>>>>>
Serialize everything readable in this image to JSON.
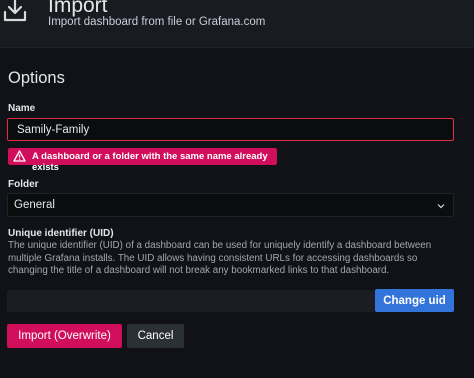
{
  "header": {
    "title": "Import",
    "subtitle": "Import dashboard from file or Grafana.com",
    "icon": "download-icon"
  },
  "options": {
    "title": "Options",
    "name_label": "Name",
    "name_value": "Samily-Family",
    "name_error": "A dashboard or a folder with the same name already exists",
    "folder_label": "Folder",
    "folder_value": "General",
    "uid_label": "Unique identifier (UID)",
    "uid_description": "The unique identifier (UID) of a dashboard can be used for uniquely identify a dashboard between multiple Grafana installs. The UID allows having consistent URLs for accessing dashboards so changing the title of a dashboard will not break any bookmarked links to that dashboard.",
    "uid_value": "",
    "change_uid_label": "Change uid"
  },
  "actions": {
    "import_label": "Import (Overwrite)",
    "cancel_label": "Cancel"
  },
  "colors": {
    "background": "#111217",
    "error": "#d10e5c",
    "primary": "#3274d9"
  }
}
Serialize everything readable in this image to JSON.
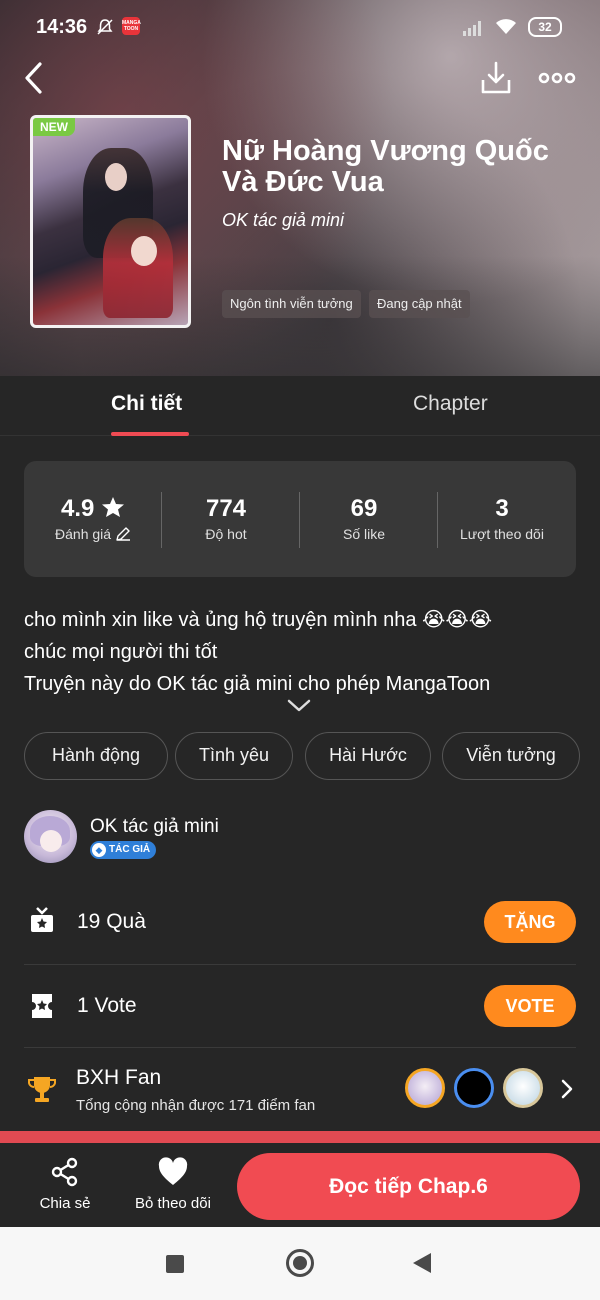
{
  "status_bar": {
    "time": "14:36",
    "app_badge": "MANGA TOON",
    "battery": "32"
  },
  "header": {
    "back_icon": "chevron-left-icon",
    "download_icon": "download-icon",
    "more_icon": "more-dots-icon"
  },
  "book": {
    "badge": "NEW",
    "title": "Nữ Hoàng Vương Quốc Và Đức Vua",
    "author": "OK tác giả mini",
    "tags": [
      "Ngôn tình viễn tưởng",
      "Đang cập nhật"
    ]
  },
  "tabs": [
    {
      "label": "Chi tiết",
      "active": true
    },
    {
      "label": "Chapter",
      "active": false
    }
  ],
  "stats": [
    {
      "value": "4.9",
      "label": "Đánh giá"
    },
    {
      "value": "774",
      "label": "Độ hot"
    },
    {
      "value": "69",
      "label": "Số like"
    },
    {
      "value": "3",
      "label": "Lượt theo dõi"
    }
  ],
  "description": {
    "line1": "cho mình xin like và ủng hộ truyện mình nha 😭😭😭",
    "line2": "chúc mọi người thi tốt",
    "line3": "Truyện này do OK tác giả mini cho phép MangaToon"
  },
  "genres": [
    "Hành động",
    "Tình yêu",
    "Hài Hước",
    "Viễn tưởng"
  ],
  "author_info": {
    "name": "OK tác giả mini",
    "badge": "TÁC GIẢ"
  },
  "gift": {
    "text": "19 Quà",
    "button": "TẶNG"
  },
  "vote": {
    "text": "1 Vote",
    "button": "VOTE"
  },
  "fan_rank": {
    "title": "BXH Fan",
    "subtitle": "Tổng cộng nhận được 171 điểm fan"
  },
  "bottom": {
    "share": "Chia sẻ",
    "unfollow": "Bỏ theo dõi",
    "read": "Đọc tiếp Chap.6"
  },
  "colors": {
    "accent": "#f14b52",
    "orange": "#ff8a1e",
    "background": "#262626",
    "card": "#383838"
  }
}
<<<<<
→ What you will do:
Gather all lines from the records above in which "Import" appears.

→ Reply to the exercise:
    "title": "Import",
    "subtitle": "Import dashboard from file or Grafana.com",
    "import_label": "Import (Overwrite)",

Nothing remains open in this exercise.